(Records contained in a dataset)
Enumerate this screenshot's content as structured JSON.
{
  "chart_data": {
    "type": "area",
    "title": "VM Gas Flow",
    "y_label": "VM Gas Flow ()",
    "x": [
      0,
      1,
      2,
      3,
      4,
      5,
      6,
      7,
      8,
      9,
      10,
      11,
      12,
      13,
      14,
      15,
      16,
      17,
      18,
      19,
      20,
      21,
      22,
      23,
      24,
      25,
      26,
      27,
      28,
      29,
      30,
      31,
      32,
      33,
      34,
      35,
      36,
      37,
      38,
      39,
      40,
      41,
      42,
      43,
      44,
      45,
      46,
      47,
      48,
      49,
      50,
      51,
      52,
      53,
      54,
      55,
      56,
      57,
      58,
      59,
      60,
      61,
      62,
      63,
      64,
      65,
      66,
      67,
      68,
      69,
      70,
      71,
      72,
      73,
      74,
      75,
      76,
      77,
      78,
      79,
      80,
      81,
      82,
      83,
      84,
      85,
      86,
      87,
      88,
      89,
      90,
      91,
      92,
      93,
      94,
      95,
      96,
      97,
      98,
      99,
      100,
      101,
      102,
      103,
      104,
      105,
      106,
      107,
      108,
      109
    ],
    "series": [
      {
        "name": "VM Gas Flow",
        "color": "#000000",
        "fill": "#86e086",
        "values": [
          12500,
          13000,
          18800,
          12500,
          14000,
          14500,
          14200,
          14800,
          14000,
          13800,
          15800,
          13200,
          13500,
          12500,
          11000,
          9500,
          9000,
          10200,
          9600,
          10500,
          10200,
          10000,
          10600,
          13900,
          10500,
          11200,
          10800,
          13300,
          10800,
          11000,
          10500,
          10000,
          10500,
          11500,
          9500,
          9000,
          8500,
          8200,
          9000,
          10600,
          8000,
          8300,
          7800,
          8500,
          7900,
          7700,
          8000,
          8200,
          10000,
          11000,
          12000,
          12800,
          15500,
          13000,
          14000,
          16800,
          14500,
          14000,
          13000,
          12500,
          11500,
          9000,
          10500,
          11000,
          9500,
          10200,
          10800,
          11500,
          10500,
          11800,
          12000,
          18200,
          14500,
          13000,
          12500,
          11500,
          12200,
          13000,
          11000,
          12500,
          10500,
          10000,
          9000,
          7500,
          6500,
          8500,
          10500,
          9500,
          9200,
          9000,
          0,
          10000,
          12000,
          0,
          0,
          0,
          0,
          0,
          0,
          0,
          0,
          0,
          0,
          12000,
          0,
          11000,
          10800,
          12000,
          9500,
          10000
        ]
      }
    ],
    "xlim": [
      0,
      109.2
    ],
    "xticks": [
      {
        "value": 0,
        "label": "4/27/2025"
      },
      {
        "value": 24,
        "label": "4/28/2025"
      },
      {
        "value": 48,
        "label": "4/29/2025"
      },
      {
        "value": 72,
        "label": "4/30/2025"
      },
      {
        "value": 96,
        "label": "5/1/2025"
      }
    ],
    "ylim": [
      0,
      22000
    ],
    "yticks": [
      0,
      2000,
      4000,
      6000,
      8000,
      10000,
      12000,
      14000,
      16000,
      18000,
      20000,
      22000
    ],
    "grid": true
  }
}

◆ PROBLEM TO SOLVE: Search the preceding listing for "Flow" and extract every line where it is found.

◆ ANSWER IN FULL:
    "title": "VM Gas Flow",
    "y_label": "VM Gas Flow ()",
        "name": "VM Gas Flow",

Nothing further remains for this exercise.